Show every line in the records below that contains the word "stecken".

--- begin DATA LISTING ---

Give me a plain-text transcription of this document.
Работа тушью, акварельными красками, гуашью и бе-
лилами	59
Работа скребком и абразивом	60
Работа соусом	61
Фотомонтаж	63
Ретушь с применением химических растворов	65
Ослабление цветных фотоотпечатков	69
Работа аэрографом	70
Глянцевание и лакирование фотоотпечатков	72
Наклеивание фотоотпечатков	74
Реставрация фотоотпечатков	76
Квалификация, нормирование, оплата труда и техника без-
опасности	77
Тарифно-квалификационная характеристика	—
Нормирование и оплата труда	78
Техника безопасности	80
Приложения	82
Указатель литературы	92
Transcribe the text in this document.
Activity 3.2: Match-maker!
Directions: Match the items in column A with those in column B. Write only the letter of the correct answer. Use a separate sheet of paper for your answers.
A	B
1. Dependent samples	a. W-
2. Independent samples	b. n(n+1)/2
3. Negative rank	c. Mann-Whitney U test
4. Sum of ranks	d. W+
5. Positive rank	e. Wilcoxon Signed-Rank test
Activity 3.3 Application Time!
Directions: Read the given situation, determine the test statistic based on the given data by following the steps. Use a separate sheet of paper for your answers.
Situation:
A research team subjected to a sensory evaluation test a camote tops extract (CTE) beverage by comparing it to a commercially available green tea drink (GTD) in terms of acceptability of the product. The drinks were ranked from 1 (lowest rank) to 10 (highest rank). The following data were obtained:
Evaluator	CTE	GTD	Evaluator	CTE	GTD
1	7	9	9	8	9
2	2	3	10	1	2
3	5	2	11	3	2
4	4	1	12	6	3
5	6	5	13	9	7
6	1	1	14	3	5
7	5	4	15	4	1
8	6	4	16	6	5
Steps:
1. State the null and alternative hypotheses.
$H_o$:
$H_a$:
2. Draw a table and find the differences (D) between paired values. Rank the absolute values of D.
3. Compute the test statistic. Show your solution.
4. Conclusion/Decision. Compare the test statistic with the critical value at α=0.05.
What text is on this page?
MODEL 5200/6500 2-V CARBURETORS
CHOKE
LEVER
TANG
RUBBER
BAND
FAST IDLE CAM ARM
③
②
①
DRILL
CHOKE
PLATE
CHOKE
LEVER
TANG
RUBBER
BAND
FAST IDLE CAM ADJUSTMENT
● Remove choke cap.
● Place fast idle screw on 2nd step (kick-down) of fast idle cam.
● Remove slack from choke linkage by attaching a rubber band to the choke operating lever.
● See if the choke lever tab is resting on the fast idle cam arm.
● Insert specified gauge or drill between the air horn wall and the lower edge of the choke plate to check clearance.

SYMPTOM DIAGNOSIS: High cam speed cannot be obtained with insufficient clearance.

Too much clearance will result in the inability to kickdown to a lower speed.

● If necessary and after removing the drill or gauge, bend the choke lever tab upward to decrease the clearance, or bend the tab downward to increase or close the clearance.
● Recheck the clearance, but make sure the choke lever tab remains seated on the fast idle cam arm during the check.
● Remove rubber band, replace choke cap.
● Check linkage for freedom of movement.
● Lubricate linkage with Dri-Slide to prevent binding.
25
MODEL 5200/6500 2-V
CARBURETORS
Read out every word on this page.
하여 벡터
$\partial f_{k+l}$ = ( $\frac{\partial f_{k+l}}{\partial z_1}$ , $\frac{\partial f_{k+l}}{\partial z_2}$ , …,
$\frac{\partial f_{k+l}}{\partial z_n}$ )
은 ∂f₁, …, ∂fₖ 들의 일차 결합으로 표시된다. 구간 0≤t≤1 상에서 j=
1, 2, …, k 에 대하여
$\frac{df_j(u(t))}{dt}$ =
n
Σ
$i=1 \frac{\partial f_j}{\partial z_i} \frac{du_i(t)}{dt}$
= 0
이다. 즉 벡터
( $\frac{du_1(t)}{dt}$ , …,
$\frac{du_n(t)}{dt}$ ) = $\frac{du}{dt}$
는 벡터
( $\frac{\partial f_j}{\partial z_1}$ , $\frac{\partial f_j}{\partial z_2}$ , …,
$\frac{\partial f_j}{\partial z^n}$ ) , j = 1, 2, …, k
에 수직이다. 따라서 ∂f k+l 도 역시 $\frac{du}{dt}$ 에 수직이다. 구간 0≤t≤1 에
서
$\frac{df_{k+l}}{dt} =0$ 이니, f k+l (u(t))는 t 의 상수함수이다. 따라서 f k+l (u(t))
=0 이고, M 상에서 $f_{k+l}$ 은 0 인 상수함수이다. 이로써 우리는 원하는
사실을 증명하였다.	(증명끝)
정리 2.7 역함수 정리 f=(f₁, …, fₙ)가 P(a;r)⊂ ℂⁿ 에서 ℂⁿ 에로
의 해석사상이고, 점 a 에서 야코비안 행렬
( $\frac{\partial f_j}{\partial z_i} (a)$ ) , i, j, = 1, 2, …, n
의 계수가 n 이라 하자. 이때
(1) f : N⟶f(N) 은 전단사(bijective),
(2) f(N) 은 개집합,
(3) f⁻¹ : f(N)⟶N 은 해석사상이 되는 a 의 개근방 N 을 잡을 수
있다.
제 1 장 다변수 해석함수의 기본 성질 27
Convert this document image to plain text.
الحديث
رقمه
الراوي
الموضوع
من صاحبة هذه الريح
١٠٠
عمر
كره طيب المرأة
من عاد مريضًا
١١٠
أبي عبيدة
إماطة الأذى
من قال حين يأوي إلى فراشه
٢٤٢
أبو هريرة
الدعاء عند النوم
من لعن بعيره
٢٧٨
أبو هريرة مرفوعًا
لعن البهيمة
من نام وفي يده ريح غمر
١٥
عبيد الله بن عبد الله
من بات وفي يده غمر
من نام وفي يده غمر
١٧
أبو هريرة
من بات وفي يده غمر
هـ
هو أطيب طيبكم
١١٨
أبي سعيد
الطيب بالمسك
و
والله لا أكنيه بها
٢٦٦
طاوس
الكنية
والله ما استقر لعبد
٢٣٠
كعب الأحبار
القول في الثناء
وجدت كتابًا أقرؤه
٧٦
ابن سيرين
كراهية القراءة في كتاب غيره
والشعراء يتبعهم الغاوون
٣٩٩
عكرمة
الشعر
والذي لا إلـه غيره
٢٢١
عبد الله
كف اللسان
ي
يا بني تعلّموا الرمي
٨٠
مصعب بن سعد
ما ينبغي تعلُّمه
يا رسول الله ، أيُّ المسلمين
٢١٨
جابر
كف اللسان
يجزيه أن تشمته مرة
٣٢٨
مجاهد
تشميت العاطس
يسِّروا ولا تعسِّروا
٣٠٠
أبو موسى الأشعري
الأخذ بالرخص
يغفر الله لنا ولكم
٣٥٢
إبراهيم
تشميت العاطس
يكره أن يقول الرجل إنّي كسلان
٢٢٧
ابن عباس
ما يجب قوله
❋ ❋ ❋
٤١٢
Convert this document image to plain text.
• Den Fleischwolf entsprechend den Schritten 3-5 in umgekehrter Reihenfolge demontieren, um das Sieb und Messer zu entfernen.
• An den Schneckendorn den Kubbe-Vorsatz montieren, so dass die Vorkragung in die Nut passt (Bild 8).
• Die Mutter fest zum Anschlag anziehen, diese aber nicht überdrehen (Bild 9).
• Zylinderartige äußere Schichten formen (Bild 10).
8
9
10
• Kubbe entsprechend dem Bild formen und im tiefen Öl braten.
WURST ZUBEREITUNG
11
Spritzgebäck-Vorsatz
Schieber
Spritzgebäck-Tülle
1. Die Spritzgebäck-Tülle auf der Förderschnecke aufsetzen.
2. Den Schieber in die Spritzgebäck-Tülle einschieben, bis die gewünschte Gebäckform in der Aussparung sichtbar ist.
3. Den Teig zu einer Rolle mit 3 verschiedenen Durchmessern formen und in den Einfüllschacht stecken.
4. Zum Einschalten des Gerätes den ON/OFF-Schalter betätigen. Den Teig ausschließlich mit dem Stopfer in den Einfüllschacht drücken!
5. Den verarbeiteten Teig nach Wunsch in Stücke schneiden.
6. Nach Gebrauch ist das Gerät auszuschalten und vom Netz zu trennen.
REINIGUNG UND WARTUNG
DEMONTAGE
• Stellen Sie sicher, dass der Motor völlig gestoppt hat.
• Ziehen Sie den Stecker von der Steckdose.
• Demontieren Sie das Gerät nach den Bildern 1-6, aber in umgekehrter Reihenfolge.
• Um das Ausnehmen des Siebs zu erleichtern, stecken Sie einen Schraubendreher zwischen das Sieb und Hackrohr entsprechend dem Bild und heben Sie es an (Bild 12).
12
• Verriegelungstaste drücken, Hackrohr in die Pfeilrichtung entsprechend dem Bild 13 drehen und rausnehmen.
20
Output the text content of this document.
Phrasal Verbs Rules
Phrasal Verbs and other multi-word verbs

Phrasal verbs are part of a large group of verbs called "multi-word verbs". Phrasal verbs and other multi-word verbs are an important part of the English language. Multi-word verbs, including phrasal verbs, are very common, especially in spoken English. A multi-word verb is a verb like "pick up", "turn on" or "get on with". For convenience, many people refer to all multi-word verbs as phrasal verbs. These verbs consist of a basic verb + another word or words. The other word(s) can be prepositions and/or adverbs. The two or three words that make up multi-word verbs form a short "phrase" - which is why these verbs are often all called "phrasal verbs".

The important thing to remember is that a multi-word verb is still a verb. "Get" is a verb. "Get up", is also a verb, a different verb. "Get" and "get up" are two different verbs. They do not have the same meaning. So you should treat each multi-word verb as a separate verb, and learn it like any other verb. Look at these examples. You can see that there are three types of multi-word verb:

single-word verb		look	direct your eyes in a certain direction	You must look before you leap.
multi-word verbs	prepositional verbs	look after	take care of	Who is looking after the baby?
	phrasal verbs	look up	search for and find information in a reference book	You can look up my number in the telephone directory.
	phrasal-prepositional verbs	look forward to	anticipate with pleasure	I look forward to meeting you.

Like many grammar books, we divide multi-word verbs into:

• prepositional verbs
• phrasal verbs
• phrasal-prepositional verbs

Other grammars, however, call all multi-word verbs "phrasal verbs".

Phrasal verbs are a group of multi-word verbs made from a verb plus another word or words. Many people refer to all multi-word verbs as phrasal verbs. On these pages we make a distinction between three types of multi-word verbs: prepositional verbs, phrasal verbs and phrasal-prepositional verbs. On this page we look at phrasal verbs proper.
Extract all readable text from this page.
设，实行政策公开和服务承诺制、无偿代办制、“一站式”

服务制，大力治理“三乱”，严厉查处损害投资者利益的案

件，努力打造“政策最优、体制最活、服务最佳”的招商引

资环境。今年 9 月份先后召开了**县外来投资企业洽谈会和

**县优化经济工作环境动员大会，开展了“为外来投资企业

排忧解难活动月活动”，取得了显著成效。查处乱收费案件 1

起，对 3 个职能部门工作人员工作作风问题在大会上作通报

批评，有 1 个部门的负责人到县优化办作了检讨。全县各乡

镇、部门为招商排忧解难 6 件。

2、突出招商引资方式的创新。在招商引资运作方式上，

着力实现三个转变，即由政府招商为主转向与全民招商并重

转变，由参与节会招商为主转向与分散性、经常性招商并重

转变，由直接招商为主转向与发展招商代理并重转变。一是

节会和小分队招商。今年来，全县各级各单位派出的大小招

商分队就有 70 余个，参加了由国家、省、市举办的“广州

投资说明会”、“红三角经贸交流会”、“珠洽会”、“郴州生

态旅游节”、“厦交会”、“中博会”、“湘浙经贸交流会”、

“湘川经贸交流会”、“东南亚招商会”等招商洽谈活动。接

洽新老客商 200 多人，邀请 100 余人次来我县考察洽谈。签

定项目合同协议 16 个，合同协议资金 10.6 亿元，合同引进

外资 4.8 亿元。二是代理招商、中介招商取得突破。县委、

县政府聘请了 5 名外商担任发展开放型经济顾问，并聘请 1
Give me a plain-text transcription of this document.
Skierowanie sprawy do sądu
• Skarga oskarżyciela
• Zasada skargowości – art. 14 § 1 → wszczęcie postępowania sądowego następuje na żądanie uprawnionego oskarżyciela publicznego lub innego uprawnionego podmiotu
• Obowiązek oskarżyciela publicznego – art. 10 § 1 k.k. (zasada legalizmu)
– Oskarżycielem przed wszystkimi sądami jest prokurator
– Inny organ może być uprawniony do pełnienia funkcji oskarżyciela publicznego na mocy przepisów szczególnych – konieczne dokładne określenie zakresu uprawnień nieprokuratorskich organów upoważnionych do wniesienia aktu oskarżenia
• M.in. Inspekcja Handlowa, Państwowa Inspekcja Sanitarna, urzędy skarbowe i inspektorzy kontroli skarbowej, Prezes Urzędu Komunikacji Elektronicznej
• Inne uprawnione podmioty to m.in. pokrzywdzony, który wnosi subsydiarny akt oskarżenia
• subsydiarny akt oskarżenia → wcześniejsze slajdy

--- end DATA LISTING ---

ANSWER BELOW
3. Den Teig zu einer Rolle mit 3 verschiedenen Durchmessern formen und in den Einfüllschacht stecken.
• Um das Ausnehmen des Siebs zu erleichtern, stecken Sie einen Schraubendreher zwischen das Sieb und Hackrohr entsprechend dem Bild und heben Sie es an (Bild 12).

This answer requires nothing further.